BEGIN
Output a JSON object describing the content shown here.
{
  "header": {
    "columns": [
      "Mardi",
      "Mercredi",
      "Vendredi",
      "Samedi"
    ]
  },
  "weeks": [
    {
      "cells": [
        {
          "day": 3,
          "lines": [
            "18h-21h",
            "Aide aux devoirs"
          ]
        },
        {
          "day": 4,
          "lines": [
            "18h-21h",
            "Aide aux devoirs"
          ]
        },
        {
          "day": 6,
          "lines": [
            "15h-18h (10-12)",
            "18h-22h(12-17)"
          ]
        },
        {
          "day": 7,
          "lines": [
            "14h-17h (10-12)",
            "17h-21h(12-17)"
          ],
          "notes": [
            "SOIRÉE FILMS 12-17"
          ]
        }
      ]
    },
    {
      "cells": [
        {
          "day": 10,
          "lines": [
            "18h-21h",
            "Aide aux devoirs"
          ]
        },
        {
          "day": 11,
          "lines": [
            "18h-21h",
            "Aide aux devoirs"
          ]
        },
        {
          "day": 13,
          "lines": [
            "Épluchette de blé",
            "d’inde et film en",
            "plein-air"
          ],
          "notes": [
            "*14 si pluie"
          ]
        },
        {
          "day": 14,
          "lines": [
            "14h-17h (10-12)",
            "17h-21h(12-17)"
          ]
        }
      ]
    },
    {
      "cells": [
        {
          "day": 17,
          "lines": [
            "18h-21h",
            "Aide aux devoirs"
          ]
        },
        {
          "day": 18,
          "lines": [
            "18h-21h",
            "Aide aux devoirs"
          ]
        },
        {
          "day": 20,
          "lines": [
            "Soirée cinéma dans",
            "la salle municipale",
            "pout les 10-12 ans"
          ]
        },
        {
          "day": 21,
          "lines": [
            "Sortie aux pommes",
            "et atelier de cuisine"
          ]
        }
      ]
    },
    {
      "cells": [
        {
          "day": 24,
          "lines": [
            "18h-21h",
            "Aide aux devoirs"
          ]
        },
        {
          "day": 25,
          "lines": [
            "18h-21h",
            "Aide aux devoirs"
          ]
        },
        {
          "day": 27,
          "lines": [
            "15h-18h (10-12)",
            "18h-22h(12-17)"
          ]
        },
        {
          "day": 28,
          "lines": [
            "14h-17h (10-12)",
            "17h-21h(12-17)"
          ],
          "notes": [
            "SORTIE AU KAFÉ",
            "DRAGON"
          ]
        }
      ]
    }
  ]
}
END
Repeat the data precisely, reproducing every entry.

Output a JSON object describing the content shown here.
{
  "header": {
    "columns": [
      "Mardi",
      "Mercredi",
      "Vendredi",
      "Samedi"
    ]
  },
  "weeks": [
    {
      "cells": [
        {
          "day": 3,
          "lines": [
            "18h-21h",
            "Aide aux devoirs"
          ]
        },
        {
          "day": 4,
          "lines": [
            "18h-21h",
            "Aide aux devoirs"
          ]
        },
        {
          "day": 6,
          "lines": [
            "15h-18h (10-12)",
            "18h-22h(12-17)"
          ]
        },
        {
          "day": 7,
          "lines": [
            "14h-17h (10-12)",
            "17h-21h(12-17)"
          ],
          "notes": [
            "SOIRÉE FILMS 12-17"
          ]
        }
      ]
    },
    {
      "cells": [
        {
          "day": 10,
          "lines": [
            "18h-21h",
            "Aide aux devoirs"
          ]
        },
        {
          "day": 11,
          "lines": [
            "18h-21h",
            "Aide aux devoirs"
          ]
        },
        {
          "day": 13,
          "lines": [
            "Épluchette de blé",
            "d’inde et film en",
            "plein-air"
          ],
          "notes": [
            "*14 si pluie"
          ]
        },
        {
          "day": 14,
          "lines": [
            "14h-17h (10-12)",
            "17h-21h(12-17)"
          ]
        }
      ]
    },
    {
      "cells": [
        {
          "day": 17,
          "lines": [
            "18h-21h",
            "Aide aux devoirs"
          ]
        },
        {
          "day": 18,
          "lines": [
            "18h-21h",
            "Aide aux devoirs"
          ]
        },
        {
          "day": 20,
          "lines": [
            "Soirée cinéma dans",
            "la salle municipale",
            "pout les 10-12 ans"
          ]
        },
        {
          "day": 21,
          "lines": [
            "Sortie aux pommes",
            "et atelier de cuisine"
          ]
        }
      ]
    },
    {
      "cells": [
        {
          "day": 24,
          "lines": [
            "18h-21h",
            "Aide aux devoirs"
          ]
        },
        {
          "day": 25,
          "lines": [
            "18h-21h",
            "Aide aux devoirs"
          ]
        },
        {
          "day": 27,
          "lines": [
            "15h-18h (10-12)",
            "18h-22h(12-17)"
          ]
        },
        {
          "day": 28,
          "lines": [
            "14h-17h (10-12)",
            "17h-21h(12-17)"
          ],
          "notes": [
            "SORTIE AU KAFÉ",
            "DRAGON"
          ]
        }
      ]
    }
  ]
}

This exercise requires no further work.